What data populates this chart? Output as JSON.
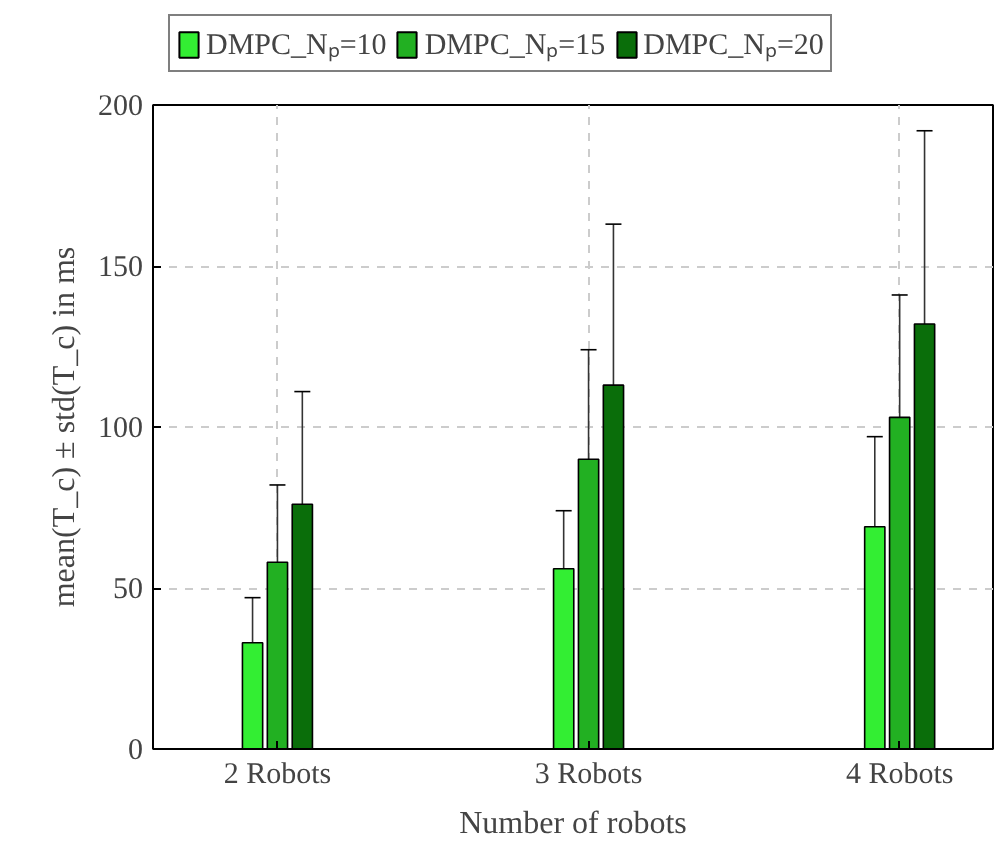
{
  "chart_data": {
    "type": "bar",
    "xlabel": "Number of robots",
    "ylabel": "mean(T_c) ± std(T_c) in ms",
    "categories": [
      "2 Robots",
      "3 Robots",
      "4 Robots"
    ],
    "series": [
      {
        "name": "DMPC_Nₚ=10",
        "color": "#33ee33",
        "values": [
          33,
          56,
          69
        ],
        "errors": [
          14,
          18,
          28
        ]
      },
      {
        "name": "DMPC_Nₚ=15",
        "color": "#22b022",
        "values": [
          58,
          90,
          103
        ],
        "errors": [
          24,
          34,
          38
        ]
      },
      {
        "name": "DMPC_Nₚ=20",
        "color": "#0a6e0a",
        "values": [
          76,
          113,
          132
        ],
        "errors": [
          35,
          50,
          60
        ]
      }
    ],
    "ylim": [
      0,
      200
    ],
    "yticks": [
      0,
      50,
      100,
      150,
      200
    ],
    "grid": true,
    "legend": "top"
  }
}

→ Task requirements
Each record above should come back exactly the same, only without its pictures.

→ Exercise output
What data populates this chart? Output as JSON.
{
  "chart_data": {
    "type": "bar",
    "xlabel": "Number of robots",
    "ylabel": "mean(T_c) ± std(T_c) in ms",
    "categories": [
      "2 Robots",
      "3 Robots",
      "4 Robots"
    ],
    "series": [
      {
        "name": "DMPC_Nₚ=10",
        "color": "#33ee33",
        "values": [
          33,
          56,
          69
        ],
        "errors": [
          14,
          18,
          28
        ]
      },
      {
        "name": "DMPC_Nₚ=15",
        "color": "#22b022",
        "values": [
          58,
          90,
          103
        ],
        "errors": [
          24,
          34,
          38
        ]
      },
      {
        "name": "DMPC_Nₚ=20",
        "color": "#0a6e0a",
        "values": [
          76,
          113,
          132
        ],
        "errors": [
          35,
          50,
          60
        ]
      }
    ],
    "ylim": [
      0,
      200
    ],
    "yticks": [
      0,
      50,
      100,
      150,
      200
    ],
    "grid": true,
    "legend": "top"
  }
}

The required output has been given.